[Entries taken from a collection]
===

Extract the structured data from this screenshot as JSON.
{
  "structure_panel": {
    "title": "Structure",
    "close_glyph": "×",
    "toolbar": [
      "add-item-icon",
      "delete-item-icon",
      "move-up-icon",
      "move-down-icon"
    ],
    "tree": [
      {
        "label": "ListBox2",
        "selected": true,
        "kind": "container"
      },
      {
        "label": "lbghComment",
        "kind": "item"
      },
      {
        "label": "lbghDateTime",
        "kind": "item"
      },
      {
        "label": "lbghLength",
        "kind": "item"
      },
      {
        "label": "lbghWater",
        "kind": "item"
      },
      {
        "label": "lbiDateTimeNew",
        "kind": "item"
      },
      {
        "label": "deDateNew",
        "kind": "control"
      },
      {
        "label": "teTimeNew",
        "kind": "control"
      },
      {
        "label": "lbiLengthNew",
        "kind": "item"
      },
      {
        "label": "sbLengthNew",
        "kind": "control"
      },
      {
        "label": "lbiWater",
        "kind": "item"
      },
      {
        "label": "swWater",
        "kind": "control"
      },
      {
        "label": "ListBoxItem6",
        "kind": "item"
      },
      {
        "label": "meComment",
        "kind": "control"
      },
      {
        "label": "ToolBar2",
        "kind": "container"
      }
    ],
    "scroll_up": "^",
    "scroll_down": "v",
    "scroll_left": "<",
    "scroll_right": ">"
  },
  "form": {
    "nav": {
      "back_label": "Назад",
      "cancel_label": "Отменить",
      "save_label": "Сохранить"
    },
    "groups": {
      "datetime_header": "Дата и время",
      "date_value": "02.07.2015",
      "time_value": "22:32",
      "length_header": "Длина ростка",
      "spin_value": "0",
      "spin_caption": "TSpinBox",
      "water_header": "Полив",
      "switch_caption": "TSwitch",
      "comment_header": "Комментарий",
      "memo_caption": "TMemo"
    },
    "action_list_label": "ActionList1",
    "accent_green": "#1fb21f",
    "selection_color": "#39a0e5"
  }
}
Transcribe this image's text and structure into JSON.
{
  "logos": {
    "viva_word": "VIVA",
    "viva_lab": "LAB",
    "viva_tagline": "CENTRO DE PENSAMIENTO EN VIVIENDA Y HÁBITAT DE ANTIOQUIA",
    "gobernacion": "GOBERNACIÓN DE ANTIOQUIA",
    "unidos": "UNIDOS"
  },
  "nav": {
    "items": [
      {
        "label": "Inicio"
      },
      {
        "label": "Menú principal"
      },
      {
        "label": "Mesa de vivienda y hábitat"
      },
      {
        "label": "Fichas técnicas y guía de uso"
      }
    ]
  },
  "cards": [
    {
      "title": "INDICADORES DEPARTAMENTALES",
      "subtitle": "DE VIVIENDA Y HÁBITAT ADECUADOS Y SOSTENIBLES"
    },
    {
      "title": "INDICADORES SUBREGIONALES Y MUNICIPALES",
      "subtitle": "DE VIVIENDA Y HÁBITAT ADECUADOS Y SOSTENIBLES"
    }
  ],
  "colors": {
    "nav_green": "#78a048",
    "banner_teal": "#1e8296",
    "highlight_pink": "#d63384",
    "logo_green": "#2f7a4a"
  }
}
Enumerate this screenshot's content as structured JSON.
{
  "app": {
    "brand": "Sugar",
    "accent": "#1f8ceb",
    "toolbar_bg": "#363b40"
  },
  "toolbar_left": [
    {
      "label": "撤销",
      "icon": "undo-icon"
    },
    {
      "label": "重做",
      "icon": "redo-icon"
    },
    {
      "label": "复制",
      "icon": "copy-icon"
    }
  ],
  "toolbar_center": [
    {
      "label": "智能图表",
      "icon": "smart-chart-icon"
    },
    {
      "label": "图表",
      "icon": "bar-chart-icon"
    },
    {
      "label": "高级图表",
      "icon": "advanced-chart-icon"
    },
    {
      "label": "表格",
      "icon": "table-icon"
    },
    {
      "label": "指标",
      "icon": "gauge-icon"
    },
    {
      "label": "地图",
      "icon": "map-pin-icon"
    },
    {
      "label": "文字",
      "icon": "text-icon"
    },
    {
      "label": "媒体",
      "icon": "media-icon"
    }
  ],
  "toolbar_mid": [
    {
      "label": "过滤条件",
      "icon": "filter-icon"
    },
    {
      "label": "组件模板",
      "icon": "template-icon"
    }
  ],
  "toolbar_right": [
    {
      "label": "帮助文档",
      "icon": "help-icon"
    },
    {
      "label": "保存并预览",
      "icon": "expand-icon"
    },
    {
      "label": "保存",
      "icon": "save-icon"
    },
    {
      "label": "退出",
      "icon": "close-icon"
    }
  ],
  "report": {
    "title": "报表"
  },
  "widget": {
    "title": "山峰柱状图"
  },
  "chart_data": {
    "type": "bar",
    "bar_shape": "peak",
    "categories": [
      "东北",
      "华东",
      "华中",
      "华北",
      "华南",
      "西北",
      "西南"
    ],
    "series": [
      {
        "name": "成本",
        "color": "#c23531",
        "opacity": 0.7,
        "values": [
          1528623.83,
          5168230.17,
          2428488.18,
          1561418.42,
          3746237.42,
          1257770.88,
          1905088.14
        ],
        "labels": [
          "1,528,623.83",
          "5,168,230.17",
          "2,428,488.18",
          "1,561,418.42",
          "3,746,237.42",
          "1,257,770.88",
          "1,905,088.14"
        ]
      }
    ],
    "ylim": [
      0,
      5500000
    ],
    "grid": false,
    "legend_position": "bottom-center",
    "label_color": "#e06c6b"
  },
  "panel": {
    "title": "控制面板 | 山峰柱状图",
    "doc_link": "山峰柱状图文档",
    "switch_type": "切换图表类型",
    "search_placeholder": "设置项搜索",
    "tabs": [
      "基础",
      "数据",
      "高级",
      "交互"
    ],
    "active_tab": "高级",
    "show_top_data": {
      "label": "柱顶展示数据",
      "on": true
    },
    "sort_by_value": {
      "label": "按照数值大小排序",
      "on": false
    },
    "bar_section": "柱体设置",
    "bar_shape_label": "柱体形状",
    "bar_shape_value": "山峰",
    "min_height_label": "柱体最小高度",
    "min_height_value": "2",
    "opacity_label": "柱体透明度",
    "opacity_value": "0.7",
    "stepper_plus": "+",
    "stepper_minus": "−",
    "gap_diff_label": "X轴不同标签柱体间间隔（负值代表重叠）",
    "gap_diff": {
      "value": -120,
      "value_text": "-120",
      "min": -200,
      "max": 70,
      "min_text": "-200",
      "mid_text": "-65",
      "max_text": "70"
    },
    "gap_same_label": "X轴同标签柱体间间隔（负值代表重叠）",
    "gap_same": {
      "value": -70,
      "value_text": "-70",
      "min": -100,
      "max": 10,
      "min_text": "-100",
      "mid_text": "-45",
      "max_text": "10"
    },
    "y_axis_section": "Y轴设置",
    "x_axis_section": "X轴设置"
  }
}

===

Emit the full listing verbatim.

Extract the structured data from this screenshot as JSON.
{
  "structure_panel": {
    "title": "Structure",
    "close_glyph": "×",
    "toolbar": [
      "add-item-icon",
      "delete-item-icon",
      "move-up-icon",
      "move-down-icon"
    ],
    "tree": [
      {
        "label": "ListBox2",
        "selected": true,
        "kind": "container"
      },
      {
        "label": "lbghComment",
        "kind": "item"
      },
      {
        "label": "lbghDateTime",
        "kind": "item"
      },
      {
        "label": "lbghLength",
        "kind": "item"
      },
      {
        "label": "lbghWater",
        "kind": "item"
      },
      {
        "label": "lbiDateTimeNew",
        "kind": "item"
      },
      {
        "label": "deDateNew",
        "kind": "control"
      },
      {
        "label": "teTimeNew",
        "kind": "control"
      },
      {
        "label": "lbiLengthNew",
        "kind": "item"
      },
      {
        "label": "sbLengthNew",
        "kind": "control"
      },
      {
        "label": "lbiWater",
        "kind": "item"
      },
      {
        "label": "swWater",
        "kind": "control"
      },
      {
        "label": "ListBoxItem6",
        "kind": "item"
      },
      {
        "label": "meComment",
        "kind": "control"
      },
      {
        "label": "ToolBar2",
        "kind": "container"
      }
    ],
    "scroll_up": "^",
    "scroll_down": "v",
    "scroll_left": "<",
    "scroll_right": ">"
  },
  "form": {
    "nav": {
      "back_label": "Назад",
      "cancel_label": "Отменить",
      "save_label": "Сохранить"
    },
    "groups": {
      "datetime_header": "Дата и время",
      "date_value": "02.07.2015",
      "time_value": "22:32",
      "length_header": "Длина ростка",
      "spin_value": "0",
      "spin_caption": "TSpinBox",
      "water_header": "Полив",
      "switch_caption": "TSwitch",
      "comment_header": "Комментарий",
      "memo_caption": "TMemo"
    },
    "action_list_label": "ActionList1",
    "accent_green": "#1fb21f",
    "selection_color": "#39a0e5"
  }
}
Transcribe this image's text and structure into JSON.
{
  "logos": {
    "viva_word": "VIVA",
    "viva_lab": "LAB",
    "viva_tagline": "CENTRO DE PENSAMIENTO EN VIVIENDA Y HÁBITAT DE ANTIOQUIA",
    "gobernacion": "GOBERNACIÓN DE ANTIOQUIA",
    "unidos": "UNIDOS"
  },
  "nav": {
    "items": [
      {
        "label": "Inicio"
      },
      {
        "label": "Menú principal"
      },
      {
        "label": "Mesa de vivienda y hábitat"
      },
      {
        "label": "Fichas técnicas y guía de uso"
      }
    ]
  },
  "cards": [
    {
      "title": "INDICADORES DEPARTAMENTALES",
      "subtitle": "DE VIVIENDA Y HÁBITAT ADECUADOS Y SOSTENIBLES"
    },
    {
      "title": "INDICADORES SUBREGIONALES Y MUNICIPALES",
      "subtitle": "DE VIVIENDA Y HÁBITAT ADECUADOS Y SOSTENIBLES"
    }
  ],
  "colors": {
    "nav_green": "#78a048",
    "banner_teal": "#1e8296",
    "highlight_pink": "#d63384",
    "logo_green": "#2f7a4a"
  }
}
Enumerate this screenshot's content as structured JSON.
{
  "app": {
    "brand": "Sugar",
    "accent": "#1f8ceb",
    "toolbar_bg": "#363b40"
  },
  "toolbar_left": [
    {
      "label": "撤销",
      "icon": "undo-icon"
    },
    {
      "label": "重做",
      "icon": "redo-icon"
    },
    {
      "label": "复制",
      "icon": "copy-icon"
    }
  ],
  "toolbar_center": [
    {
      "label": "智能图表",
      "icon": "smart-chart-icon"
    },
    {
      "label": "图表",
      "icon": "bar-chart-icon"
    },
    {
      "label": "高级图表",
      "icon": "advanced-chart-icon"
    },
    {
      "label": "表格",
      "icon": "table-icon"
    },
    {
      "label": "指标",
      "icon": "gauge-icon"
    },
    {
      "label": "地图",
      "icon": "map-pin-icon"
    },
    {
      "label": "文字",
      "icon": "text-icon"
    },
    {
      "label": "媒体",
      "icon": "media-icon"
    }
  ],
  "toolbar_mid": [
    {
      "label": "过滤条件",
      "icon": "filter-icon"
    },
    {
      "label": "组件模板",
      "icon": "template-icon"
    }
  ],
  "toolbar_right": [
    {
      "label": "帮助文档",
      "icon": "help-icon"
    },
    {
      "label": "保存并预览",
      "icon": "expand-icon"
    },
    {
      "label": "保存",
      "icon": "save-icon"
    },
    {
      "label": "退出",
      "icon": "close-icon"
    }
  ],
  "report": {
    "title": "报表"
  },
  "widget": {
    "title": "山峰柱状图"
  },
  "chart_data": {
    "type": "bar",
    "bar_shape": "peak",
    "categories": [
      "东北",
      "华东",
      "华中",
      "华北",
      "华南",
      "西北",
      "西南"
    ],
    "series": [
      {
        "name": "成本",
        "color": "#c23531",
        "opacity": 0.7,
        "values": [
          1528623.83,
          5168230.17,
          2428488.18,
          1561418.42,
          3746237.42,
          1257770.88,
          1905088.14
        ],
        "labels": [
          "1,528,623.83",
          "5,168,230.17",
          "2,428,488.18",
          "1,561,418.42",
          "3,746,237.42",
          "1,257,770.88",
          "1,905,088.14"
        ]
      }
    ],
    "ylim": [
      0,
      5500000
    ],
    "grid": false,
    "legend_position": "bottom-center",
    "label_color": "#e06c6b"
  },
  "panel": {
    "title": "控制面板 | 山峰柱状图",
    "doc_link": "山峰柱状图文档",
    "switch_type": "切换图表类型",
    "search_placeholder": "设置项搜索",
    "tabs": [
      "基础",
      "数据",
      "高级",
      "交互"
    ],
    "active_tab": "高级",
    "show_top_data": {
      "label": "柱顶展示数据",
      "on": true
    },
    "sort_by_value": {
      "label": "按照数值大小排序",
      "on": false
    },
    "bar_section": "柱体设置",
    "bar_shape_label": "柱体形状",
    "bar_shape_value": "山峰",
    "min_height_label": "柱体最小高度",
    "min_height_value": "2",
    "opacity_label": "柱体透明度",
    "opacity_value": "0.7",
    "stepper_plus": "+",
    "stepper_minus": "−",
    "gap_diff_label": "X轴不同标签柱体间间隔（负值代表重叠）",
    "gap_diff": {
      "value": -120,
      "value_text": "-120",
      "min": -200,
      "max": 70,
      "min_text": "-200",
      "mid_text": "-65",
      "max_text": "70"
    },
    "gap_same_label": "X轴同标签柱体间间隔（负值代表重叠）",
    "gap_same": {
      "value": -70,
      "value_text": "-70",
      "min": -100,
      "max": 10,
      "min_text": "-100",
      "mid_text": "-45",
      "max_text": "10"
    },
    "y_axis_section": "Y轴设置",
    "x_axis_section": "X轴设置"
  }
}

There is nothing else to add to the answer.